### WRITTEN TASK
Wherever "pdays" appears in a line, copy that line.

[Figure collection entries]
-------------------------

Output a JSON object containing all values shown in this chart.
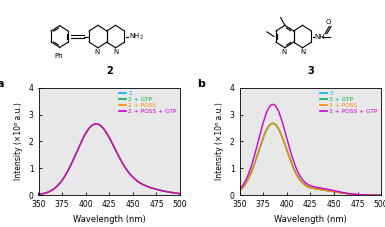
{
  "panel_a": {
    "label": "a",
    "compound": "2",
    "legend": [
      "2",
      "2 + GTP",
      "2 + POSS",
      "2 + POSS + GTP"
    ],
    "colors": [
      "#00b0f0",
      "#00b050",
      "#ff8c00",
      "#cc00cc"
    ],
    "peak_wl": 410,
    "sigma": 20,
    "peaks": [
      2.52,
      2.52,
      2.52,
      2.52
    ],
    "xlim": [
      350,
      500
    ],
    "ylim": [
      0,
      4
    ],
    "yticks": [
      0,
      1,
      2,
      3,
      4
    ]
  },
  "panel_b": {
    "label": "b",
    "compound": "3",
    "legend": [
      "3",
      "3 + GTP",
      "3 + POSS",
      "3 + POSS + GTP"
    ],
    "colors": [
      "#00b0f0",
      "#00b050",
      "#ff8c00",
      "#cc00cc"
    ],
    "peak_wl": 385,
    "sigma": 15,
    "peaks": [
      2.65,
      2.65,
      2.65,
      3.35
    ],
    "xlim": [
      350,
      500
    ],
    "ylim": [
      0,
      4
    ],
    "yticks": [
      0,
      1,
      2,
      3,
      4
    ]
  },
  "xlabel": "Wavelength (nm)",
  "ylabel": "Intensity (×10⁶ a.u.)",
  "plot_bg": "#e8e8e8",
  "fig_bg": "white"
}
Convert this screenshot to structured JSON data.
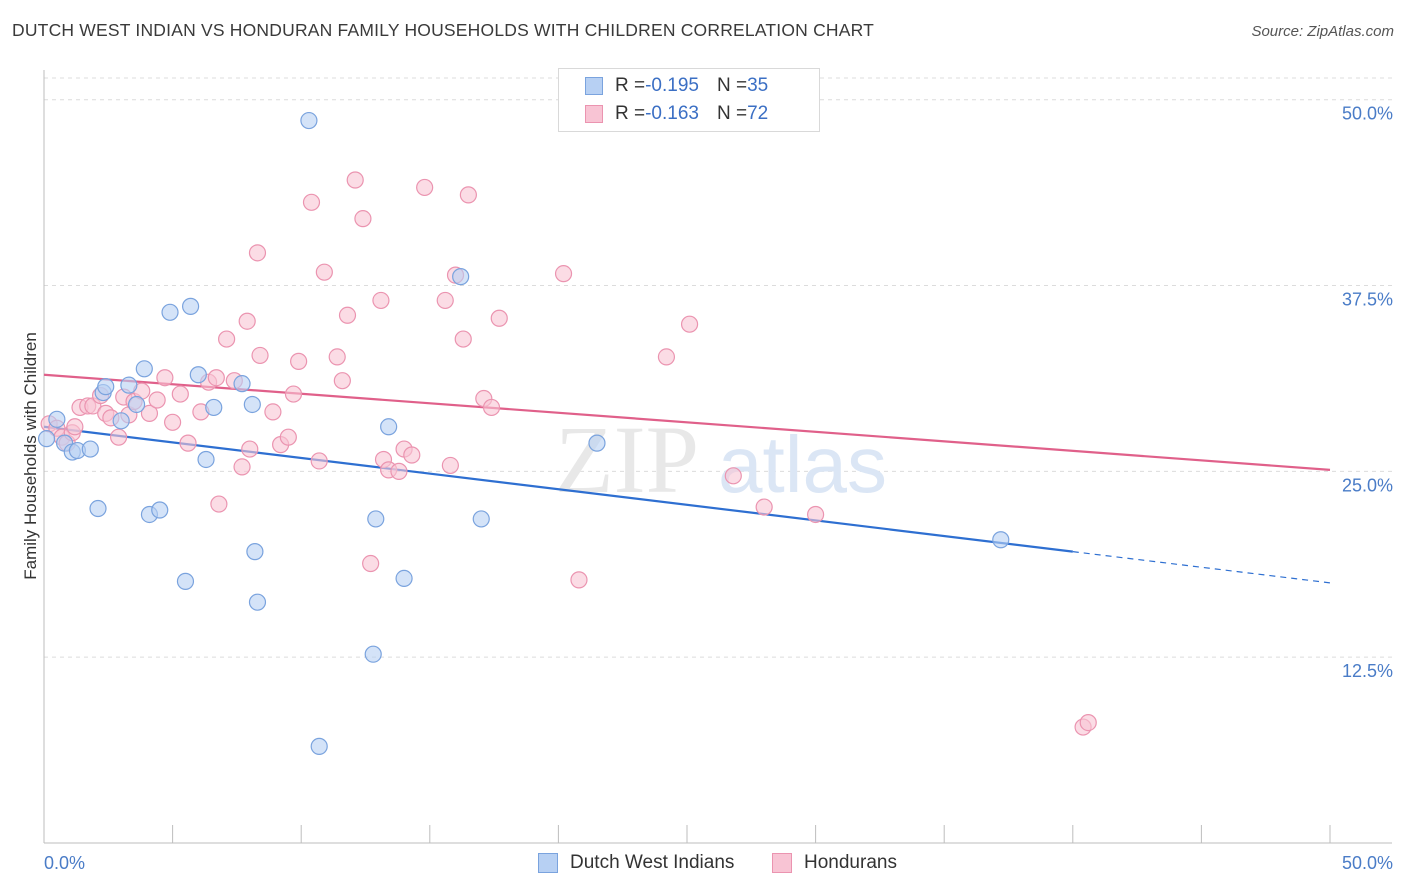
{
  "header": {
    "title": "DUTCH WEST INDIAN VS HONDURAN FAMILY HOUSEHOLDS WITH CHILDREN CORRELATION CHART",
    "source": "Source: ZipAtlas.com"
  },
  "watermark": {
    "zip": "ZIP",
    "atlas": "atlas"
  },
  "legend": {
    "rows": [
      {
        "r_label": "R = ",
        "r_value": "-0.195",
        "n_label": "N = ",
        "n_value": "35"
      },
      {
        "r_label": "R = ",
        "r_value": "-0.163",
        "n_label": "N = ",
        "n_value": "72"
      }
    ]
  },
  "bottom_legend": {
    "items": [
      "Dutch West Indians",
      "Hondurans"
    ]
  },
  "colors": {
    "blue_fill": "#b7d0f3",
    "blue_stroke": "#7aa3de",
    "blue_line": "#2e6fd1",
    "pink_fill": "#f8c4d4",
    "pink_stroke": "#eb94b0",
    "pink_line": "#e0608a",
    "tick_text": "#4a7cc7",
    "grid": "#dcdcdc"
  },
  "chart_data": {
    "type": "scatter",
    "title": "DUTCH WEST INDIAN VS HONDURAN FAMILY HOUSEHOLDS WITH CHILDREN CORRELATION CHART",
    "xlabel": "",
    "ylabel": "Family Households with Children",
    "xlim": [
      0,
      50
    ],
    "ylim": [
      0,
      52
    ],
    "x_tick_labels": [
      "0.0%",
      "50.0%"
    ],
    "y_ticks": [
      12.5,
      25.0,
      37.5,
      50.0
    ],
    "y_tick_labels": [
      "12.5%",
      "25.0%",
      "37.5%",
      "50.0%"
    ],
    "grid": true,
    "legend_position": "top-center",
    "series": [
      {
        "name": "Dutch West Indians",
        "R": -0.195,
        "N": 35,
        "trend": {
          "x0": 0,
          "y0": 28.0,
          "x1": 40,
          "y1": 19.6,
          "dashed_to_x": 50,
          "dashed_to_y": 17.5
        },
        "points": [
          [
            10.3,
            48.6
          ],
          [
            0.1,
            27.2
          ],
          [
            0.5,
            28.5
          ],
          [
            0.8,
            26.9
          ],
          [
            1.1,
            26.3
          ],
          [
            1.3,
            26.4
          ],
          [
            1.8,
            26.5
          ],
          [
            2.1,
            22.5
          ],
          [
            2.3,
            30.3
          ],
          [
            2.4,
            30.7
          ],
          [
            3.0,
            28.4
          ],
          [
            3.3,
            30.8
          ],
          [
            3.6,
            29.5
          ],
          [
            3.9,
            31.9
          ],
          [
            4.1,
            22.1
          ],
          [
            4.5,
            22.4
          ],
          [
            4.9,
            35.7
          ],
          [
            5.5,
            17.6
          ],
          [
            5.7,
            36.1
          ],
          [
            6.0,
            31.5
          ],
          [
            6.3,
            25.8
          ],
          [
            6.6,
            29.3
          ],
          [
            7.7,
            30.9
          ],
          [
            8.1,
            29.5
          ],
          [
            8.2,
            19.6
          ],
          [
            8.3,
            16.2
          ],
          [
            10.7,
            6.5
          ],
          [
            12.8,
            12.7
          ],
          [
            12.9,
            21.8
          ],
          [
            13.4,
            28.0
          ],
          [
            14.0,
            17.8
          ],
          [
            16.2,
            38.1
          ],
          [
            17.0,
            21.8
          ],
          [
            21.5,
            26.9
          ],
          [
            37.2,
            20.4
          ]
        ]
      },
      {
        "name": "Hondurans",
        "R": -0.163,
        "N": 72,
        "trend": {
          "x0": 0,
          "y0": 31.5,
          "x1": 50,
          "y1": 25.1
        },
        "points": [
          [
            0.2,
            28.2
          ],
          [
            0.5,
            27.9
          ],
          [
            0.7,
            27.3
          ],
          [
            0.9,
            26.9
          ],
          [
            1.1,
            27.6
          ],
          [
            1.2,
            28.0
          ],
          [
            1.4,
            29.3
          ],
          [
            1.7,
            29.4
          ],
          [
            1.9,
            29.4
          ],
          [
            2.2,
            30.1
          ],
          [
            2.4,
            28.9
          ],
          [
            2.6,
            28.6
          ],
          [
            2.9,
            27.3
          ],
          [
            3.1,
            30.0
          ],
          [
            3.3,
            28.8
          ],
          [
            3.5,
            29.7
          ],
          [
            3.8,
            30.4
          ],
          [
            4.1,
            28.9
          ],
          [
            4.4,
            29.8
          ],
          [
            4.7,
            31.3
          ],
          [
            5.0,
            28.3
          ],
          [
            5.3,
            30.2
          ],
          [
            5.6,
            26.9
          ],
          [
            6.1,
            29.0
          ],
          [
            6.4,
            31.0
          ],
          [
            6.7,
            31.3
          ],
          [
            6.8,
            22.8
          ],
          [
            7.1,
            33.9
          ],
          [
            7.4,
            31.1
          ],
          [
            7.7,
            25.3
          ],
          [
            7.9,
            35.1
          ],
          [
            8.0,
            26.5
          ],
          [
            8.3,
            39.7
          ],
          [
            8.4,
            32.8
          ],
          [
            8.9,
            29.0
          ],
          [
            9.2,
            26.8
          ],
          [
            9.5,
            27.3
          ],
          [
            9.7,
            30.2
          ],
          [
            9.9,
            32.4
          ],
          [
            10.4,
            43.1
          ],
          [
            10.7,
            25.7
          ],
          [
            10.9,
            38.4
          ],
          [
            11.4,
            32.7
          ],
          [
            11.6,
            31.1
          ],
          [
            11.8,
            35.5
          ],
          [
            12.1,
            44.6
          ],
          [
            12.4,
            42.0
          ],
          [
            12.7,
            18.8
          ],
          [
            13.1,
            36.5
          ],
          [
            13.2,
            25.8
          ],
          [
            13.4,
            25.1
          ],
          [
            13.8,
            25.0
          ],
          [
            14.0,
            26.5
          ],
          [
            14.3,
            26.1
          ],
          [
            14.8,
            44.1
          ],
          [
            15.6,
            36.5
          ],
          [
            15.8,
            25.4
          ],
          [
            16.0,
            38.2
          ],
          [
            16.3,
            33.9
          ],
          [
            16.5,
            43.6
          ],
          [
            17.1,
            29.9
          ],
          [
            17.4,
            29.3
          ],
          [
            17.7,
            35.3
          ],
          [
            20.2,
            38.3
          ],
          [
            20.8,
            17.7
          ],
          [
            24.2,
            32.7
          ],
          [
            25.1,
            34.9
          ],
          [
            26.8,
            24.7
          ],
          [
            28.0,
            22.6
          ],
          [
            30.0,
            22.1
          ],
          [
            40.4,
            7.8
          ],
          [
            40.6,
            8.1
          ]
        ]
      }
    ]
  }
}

-------------------------

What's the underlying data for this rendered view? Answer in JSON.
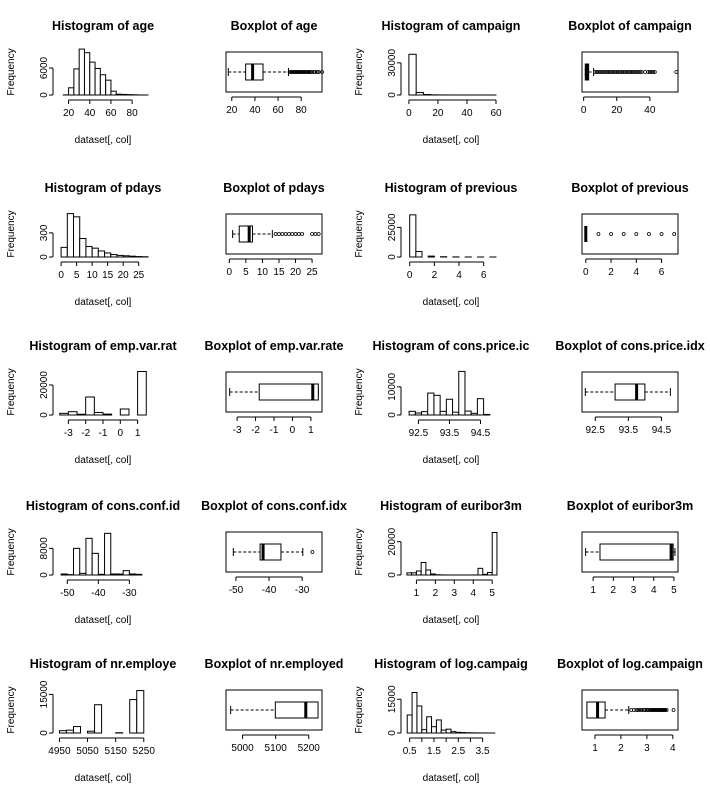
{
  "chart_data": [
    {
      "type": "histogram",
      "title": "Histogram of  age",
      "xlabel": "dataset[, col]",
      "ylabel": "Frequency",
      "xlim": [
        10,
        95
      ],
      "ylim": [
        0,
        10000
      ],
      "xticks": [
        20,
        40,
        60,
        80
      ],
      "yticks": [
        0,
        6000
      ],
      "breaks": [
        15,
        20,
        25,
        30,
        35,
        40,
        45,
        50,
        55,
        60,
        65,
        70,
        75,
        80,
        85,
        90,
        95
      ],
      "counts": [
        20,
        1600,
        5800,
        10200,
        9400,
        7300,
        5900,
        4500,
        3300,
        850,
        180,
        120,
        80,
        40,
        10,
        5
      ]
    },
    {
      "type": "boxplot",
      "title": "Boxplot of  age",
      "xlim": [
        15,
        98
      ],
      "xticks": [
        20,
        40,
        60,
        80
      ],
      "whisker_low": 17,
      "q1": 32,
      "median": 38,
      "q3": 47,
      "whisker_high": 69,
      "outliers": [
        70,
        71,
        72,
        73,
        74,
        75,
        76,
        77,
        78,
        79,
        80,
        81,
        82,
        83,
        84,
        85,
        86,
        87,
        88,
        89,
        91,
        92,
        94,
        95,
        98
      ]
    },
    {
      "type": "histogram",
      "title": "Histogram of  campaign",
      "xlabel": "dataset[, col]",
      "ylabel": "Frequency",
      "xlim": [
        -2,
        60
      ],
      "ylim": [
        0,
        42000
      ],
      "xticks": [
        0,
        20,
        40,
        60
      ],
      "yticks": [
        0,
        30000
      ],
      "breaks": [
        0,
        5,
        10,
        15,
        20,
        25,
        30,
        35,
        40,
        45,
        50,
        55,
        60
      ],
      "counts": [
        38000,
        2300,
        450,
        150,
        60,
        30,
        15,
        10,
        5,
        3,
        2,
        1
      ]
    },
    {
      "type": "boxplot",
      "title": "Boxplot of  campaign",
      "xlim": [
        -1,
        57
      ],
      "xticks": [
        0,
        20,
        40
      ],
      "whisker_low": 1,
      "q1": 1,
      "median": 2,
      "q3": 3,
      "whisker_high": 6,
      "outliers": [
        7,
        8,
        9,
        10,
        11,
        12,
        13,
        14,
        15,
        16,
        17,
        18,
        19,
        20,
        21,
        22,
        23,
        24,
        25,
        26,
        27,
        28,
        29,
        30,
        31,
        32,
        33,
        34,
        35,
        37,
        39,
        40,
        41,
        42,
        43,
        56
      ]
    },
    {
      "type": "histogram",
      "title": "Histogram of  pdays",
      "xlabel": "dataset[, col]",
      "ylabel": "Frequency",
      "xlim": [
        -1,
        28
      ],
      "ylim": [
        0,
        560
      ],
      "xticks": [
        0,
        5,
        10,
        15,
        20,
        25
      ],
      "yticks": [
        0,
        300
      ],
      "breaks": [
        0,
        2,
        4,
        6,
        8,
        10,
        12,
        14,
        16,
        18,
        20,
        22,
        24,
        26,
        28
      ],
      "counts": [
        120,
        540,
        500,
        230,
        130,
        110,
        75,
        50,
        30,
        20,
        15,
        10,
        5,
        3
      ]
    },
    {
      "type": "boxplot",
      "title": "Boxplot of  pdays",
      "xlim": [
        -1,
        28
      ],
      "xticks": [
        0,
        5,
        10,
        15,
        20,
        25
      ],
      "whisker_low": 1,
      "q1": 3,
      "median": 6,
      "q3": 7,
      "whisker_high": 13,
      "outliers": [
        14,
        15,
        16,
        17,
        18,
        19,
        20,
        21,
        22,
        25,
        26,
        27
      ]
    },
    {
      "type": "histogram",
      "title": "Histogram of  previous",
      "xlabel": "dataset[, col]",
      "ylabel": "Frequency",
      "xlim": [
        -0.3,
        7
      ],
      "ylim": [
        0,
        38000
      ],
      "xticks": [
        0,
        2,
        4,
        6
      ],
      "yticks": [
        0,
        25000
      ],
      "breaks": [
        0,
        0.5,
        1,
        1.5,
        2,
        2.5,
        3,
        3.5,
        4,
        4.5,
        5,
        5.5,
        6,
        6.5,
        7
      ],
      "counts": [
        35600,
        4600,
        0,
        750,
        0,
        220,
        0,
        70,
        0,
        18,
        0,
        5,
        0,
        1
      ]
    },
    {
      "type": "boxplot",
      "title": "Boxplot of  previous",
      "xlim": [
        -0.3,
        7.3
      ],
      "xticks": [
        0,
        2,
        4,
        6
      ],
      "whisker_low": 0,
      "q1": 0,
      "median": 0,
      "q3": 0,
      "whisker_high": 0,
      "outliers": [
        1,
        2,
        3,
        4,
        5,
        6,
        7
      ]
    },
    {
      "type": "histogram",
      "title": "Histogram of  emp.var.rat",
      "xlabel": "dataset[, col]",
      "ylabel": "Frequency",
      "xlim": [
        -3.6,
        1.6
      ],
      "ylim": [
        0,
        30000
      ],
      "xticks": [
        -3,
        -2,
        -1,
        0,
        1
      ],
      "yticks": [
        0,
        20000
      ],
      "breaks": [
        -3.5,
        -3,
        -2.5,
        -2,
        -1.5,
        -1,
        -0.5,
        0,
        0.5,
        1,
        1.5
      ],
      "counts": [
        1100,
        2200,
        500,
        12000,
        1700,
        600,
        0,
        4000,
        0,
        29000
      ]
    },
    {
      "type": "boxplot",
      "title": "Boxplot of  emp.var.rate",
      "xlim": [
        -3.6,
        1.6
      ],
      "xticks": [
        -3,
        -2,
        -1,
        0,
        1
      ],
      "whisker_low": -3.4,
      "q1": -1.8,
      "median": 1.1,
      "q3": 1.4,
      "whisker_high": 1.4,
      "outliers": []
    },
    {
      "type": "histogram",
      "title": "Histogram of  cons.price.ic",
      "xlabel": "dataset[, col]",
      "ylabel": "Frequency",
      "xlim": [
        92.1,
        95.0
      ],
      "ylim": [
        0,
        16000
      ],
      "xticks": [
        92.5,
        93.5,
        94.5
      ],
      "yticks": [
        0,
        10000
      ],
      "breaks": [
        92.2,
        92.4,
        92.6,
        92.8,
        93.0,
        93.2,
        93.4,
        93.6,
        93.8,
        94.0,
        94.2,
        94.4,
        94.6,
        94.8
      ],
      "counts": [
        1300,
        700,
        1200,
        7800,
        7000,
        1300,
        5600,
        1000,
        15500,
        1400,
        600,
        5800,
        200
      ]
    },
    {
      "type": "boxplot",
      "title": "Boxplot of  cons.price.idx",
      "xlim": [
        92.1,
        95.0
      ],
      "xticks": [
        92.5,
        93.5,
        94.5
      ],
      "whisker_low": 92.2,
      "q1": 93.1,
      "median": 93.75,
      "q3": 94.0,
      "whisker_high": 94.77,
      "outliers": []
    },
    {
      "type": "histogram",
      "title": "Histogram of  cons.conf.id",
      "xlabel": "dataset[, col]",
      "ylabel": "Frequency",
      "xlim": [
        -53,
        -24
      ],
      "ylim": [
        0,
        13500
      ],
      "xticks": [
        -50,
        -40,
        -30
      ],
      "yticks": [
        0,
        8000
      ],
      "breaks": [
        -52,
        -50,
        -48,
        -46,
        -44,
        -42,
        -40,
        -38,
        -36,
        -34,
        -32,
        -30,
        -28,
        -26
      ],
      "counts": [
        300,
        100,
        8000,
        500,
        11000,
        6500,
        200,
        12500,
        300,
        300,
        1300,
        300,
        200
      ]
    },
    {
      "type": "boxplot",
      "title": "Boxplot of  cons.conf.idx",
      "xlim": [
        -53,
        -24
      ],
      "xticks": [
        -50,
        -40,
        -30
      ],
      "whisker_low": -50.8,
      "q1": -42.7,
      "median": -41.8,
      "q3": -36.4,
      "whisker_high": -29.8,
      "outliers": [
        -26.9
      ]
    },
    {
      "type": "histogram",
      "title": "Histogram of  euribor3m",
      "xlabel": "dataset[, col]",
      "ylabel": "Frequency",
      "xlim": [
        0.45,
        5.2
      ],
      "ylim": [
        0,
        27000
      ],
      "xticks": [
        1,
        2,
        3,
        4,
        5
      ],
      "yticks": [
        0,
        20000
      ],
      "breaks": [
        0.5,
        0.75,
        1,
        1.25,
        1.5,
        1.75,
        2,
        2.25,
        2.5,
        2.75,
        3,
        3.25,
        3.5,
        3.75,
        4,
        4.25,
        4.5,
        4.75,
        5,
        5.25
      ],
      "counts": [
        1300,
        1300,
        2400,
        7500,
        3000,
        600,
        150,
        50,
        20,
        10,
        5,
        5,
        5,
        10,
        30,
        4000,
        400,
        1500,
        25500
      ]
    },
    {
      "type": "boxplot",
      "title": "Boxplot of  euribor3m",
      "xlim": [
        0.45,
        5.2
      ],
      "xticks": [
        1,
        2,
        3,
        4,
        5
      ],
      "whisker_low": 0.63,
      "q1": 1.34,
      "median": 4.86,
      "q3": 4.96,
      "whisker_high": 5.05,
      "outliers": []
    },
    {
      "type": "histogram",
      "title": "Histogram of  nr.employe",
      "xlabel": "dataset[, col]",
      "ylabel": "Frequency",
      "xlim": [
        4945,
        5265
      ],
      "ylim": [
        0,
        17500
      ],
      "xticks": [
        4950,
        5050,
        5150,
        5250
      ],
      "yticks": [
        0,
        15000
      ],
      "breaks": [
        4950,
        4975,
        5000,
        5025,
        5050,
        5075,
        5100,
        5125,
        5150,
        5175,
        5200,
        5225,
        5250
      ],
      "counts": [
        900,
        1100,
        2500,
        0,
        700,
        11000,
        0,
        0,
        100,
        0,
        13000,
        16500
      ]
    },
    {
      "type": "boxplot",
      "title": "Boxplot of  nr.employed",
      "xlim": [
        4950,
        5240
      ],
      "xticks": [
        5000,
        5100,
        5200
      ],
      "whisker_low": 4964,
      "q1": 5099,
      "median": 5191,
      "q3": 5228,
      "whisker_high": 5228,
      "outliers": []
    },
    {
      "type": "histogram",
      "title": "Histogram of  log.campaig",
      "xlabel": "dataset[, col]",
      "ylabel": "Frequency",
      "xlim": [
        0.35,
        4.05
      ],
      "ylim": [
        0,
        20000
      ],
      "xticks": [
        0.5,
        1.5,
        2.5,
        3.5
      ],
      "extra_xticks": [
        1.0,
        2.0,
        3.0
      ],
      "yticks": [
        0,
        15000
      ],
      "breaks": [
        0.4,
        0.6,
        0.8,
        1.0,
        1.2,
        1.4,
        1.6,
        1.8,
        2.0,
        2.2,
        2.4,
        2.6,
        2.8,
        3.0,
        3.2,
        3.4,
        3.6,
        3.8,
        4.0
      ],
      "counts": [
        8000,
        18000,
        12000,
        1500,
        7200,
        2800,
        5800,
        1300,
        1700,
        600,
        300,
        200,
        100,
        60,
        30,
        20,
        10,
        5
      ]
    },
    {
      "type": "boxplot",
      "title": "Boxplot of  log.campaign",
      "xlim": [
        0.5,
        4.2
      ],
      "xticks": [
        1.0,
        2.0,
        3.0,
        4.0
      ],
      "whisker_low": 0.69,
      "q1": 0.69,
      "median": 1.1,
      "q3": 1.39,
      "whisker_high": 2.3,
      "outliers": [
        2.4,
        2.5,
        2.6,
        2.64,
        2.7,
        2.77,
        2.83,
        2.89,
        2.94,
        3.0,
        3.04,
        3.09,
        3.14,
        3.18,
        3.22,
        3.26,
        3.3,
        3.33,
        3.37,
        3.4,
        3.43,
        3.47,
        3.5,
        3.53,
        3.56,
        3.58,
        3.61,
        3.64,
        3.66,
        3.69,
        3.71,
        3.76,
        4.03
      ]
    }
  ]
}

-------------------------

### TASK RESPONSE
      "title": "Histogram of  pdays",
      "title": "Boxplot of  pdays",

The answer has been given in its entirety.